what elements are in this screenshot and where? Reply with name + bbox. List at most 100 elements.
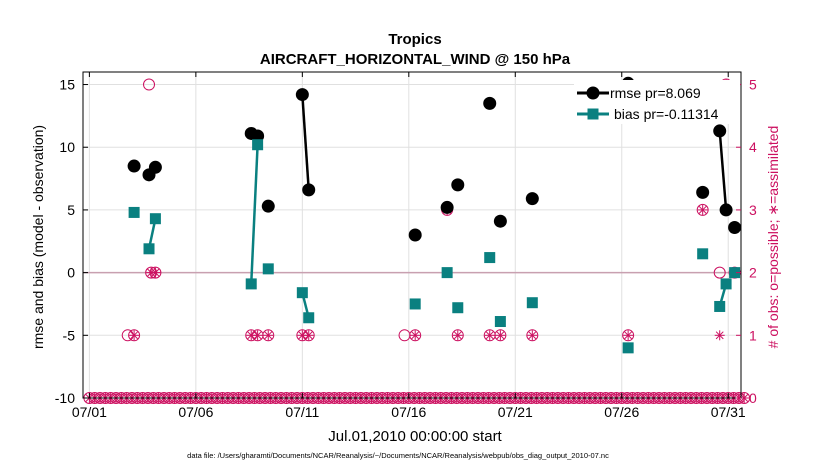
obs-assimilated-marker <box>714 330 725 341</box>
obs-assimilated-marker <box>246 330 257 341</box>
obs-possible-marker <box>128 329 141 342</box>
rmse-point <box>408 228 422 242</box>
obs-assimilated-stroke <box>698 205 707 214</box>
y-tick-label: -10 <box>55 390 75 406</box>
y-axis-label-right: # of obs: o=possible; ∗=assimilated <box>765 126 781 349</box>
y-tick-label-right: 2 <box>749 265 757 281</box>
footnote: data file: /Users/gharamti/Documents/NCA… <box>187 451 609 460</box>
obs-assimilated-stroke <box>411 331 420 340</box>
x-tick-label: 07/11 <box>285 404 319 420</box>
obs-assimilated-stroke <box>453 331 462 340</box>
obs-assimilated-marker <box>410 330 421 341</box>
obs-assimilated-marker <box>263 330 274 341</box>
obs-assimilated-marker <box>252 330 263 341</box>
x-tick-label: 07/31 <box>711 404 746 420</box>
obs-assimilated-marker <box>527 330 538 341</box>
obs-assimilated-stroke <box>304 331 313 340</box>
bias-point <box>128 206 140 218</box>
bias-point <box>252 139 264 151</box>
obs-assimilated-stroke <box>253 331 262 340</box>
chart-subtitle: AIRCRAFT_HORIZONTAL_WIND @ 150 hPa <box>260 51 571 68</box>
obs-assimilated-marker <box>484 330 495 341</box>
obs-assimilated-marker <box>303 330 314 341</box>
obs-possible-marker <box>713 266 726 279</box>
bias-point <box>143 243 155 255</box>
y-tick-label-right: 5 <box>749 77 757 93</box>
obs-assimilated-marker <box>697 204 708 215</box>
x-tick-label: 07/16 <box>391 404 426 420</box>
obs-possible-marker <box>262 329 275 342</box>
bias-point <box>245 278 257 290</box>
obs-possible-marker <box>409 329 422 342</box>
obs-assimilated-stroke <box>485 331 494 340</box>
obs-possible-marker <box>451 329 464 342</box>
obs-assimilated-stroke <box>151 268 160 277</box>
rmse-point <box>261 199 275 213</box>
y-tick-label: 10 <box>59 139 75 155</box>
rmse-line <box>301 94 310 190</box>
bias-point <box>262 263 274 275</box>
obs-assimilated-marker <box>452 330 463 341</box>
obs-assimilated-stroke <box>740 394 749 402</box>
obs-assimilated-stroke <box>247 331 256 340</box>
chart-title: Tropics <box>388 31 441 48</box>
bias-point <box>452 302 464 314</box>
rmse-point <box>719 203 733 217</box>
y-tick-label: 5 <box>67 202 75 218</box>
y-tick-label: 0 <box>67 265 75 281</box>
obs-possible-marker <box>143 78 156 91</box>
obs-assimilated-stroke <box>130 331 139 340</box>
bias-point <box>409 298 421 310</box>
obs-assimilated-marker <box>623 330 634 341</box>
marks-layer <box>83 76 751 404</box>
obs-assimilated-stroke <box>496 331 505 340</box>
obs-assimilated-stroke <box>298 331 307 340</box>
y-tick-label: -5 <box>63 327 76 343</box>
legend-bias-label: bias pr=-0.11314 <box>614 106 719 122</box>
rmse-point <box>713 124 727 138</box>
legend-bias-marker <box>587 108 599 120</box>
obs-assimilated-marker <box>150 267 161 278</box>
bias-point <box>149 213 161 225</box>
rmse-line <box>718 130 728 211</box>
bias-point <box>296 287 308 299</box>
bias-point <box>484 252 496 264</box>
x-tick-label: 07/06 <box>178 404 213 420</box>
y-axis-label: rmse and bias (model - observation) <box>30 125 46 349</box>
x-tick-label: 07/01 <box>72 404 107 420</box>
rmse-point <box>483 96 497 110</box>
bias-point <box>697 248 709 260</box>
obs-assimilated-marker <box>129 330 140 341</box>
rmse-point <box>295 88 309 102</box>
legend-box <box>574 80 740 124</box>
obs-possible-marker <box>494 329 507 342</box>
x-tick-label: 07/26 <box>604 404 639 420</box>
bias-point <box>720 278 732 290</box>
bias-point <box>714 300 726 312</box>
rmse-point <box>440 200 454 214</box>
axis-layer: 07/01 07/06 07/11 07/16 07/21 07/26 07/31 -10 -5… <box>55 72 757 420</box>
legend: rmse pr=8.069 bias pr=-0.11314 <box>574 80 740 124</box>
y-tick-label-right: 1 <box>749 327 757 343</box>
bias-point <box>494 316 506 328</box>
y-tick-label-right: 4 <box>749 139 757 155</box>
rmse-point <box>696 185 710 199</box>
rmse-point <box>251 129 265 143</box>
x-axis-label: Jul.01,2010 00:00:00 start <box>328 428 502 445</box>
######
- [EXERCISE GOAL]: Output every line of the data above, unchanged, from the line containing "obs-assimilated-marker <box>714 330" down to the line containing "obs-assimilated-marker <box>252 330", with both of those lines included.

- [OUTPUT OF THE TASK]:
obs-assimilated-marker <box>714 330 725 341</box>
obs-assimilated-marker <box>246 330 257 341</box>
obs-possible-marker <box>128 329 141 342</box>
rmse-point <box>408 228 422 242</box>
obs-assimilated-stroke <box>698 205 707 214</box>
y-tick-label: -10 <box>55 390 75 406</box>
y-axis-label-right: # of obs: o=possible; ∗=assimilated <box>765 126 781 349</box>
y-tick-label-right: 2 <box>749 265 757 281</box>
footnote: data file: /Users/gharamti/Documents/NCA… <box>187 451 609 460</box>
obs-assimilated-stroke <box>411 331 420 340</box>
x-tick-label: 07/11 <box>285 404 319 420</box>
obs-assimilated-stroke <box>453 331 462 340</box>
obs-assimilated-marker <box>410 330 421 341</box>
obs-assimilated-marker <box>263 330 274 341</box>
obs-assimilated-marker <box>252 330 263 341</box>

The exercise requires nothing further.